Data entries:

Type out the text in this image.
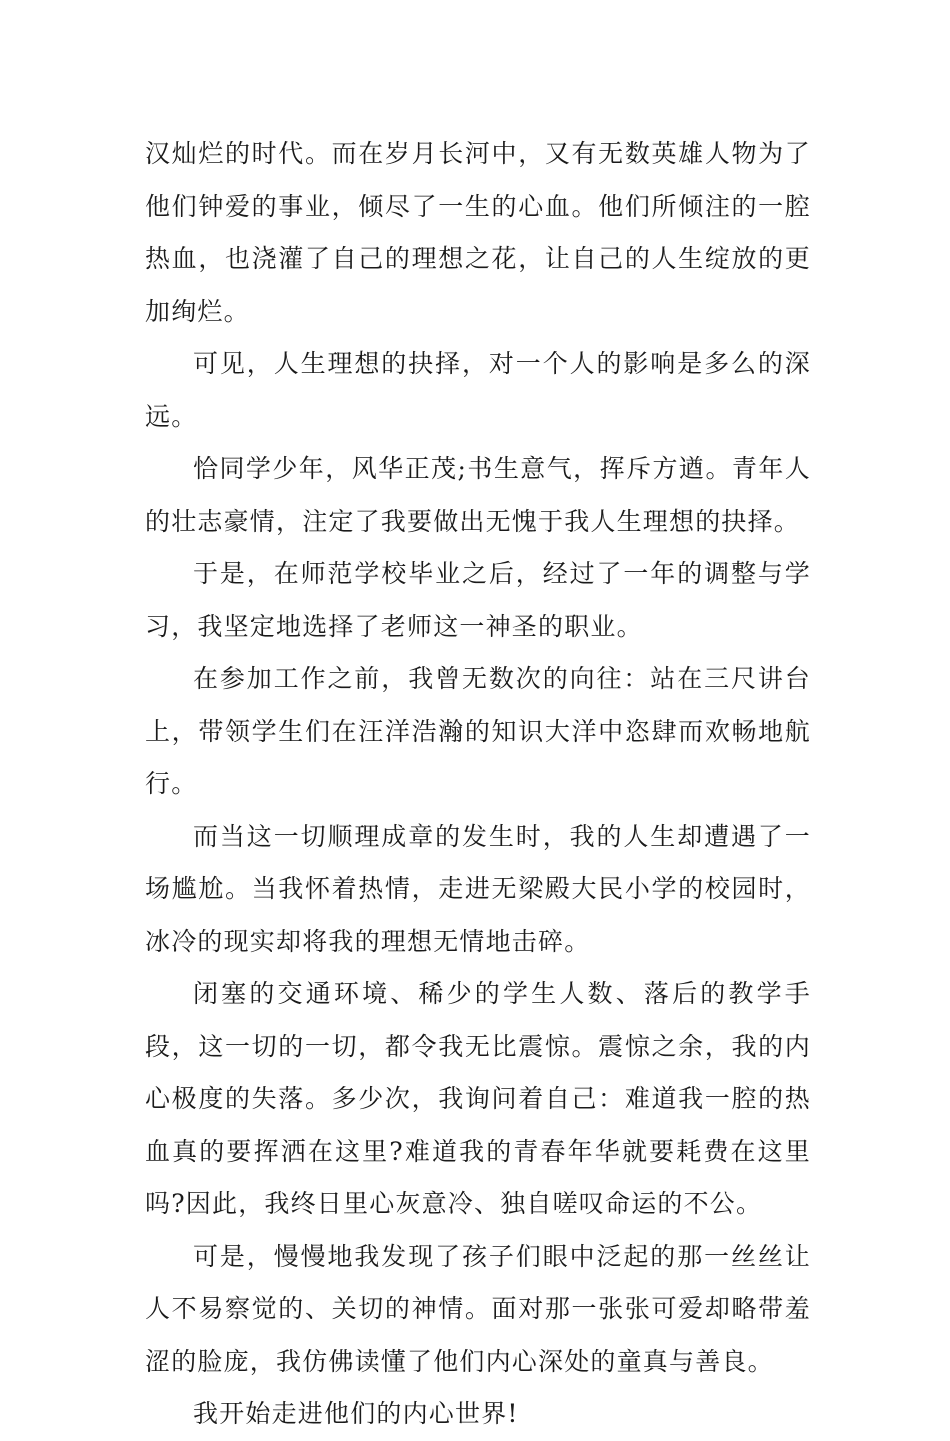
汉灿烂的时代。而在岁月长河中，又有无数英雄人物为了他们钟爱的事业，倾尽了一生的心血。他们所倾注的一腔热血，也浇灌了自己的理想之花，让自己的人生绽放的更加绚烂。

可见，人生理想的抉择，对一个人的影响是多么的深远。

恰同学少年，风华正茂;书生意气，挥斥方遒。青年人的壮志豪情，注定了我要做出无愧于我人生理想的抉择。

于是，在师范学校毕业之后，经过了一年的调整与学习，我坚定地选择了老师这一神圣的职业。

在参加工作之前，我曾无数次的向往：站在三尺讲台上，带领学生们在汪洋浩瀚的知识大洋中恣肆而欢畅地航行。

而当这一切顺理成章的发生时，我的人生却遭遇了一场尴尬。当我怀着热情，走进无梁殿大民小学的校园时，冰冷的现实却将我的理想无情地击碎。

闭塞的交通环境、稀少的学生人数、落后的教学手段，这一切的一切，都令我无比震惊。震惊之余，我的内心极度的失落。多少次，我询问着自己：难道我一腔的热血真的要挥洒在这里?难道我的青春年华就要耗费在这里吗?因此，我终日里心灰意冷、独自嗟叹命运的不公。

可是，慢慢地我发现了孩子们眼中泛起的那一丝丝让人不易察觉的、关切的神情。面对那一张张可爱却略带羞涩的脸庞，我仿佛读懂了他们内心深处的童真与善良。

我开始走进他们的内心世界!
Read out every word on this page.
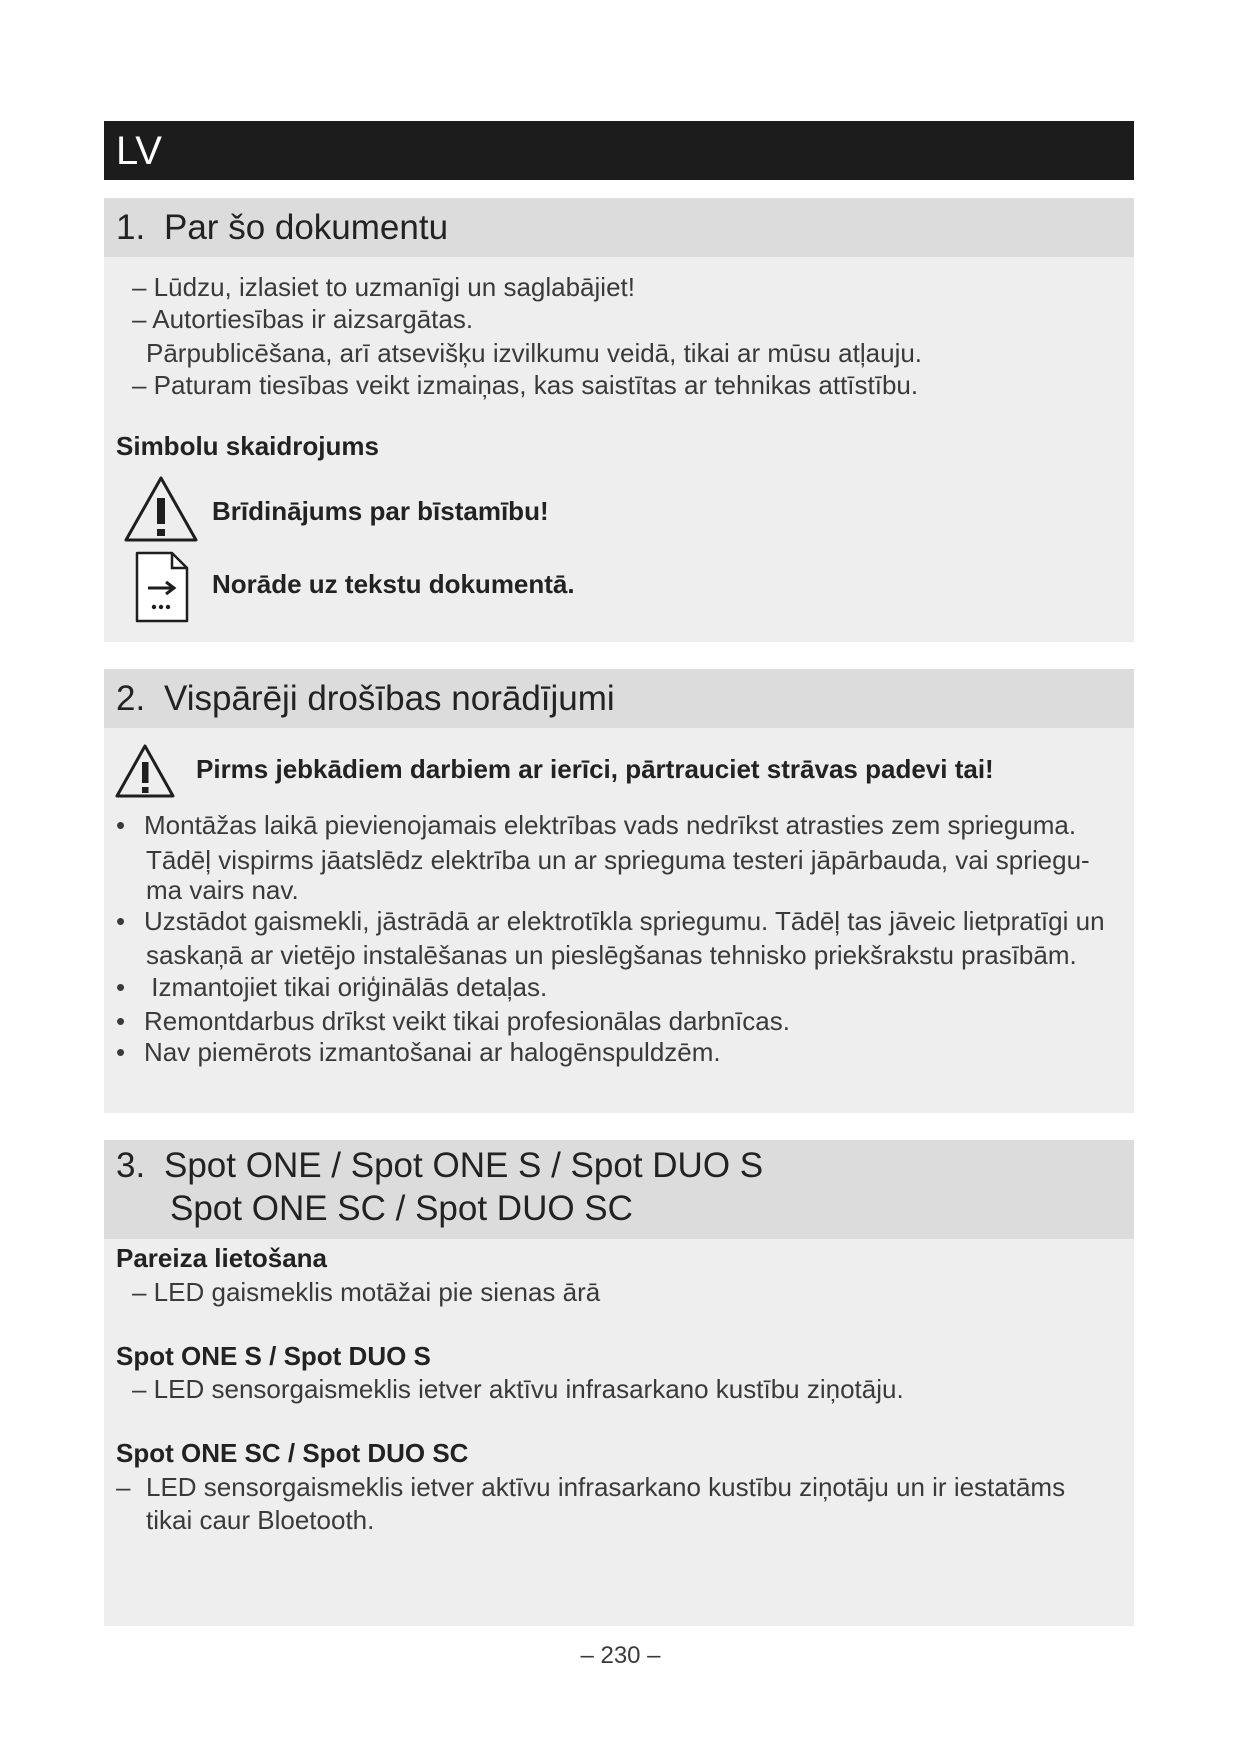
LV
1. Par šo dokumentu
– Lūdzu, izlasiet to uzmanīgi un saglabājiet!
– Autortiesības ir aizsargātas.
Pārpublicēšana, arī atsevišķu izvilkumu veidā, tikai ar mūsu atļauju.
– Paturam tiesības veikt izmaiņas, kas saistītas ar tehnikas attīstību.
Simbolu skaidrojums
Brīdinājums par bīstamību!
Norāde uz tekstu dokumentā.
2. Vispārēji drošības norādījumi
Pirms jebkādiem darbiem ar ierīci, pārtrauciet strāvas padevi tai!
• Montāžas laikā pievienojamais elektrības vads nedrīkst atrasties zem sprieguma.
Tādēļ vispirms jāatslēdz elektrība un ar sprieguma testeri jāpārbauda, vai spriegu-
ma vairs nav.
• Uzstādot gaismekli, jāstrādā ar elektrotīkla spriegumu. Tādēļ tas jāveic lietpratīgi un
saskaņā ar vietējo instalēšanas un pieslēgšanas tehnisko priekšrakstu prasībām.
• Izmantojiet tikai oriģinālās detaļas.
• Remontdarbus drīkst veikt tikai profesionālas darbnīcas.
• Nav piemērots izmantošanai ar halogēnspuldzēm.
3. Spot ONE / Spot ONE S / Spot DUO S
Spot ONE SC / Spot DUO SC
Pareiza lietošana
– LED gaismeklis motāžai pie sienas ārā
Spot ONE S / Spot DUO S
– LED sensorgaismeklis ietver aktīvu infrasarkano kustību ziņotāju.
Spot ONE SC / Spot DUO SC
– LED sensorgaismeklis ietver aktīvu infrasarkano kustību ziņotāju un ir iestatāms
tikai caur Bloetooth.
– 230 –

_Exercise brief_
Say how many lines hold the word "ziņotāju", giving the number and nothing else.

_Correct answer_
2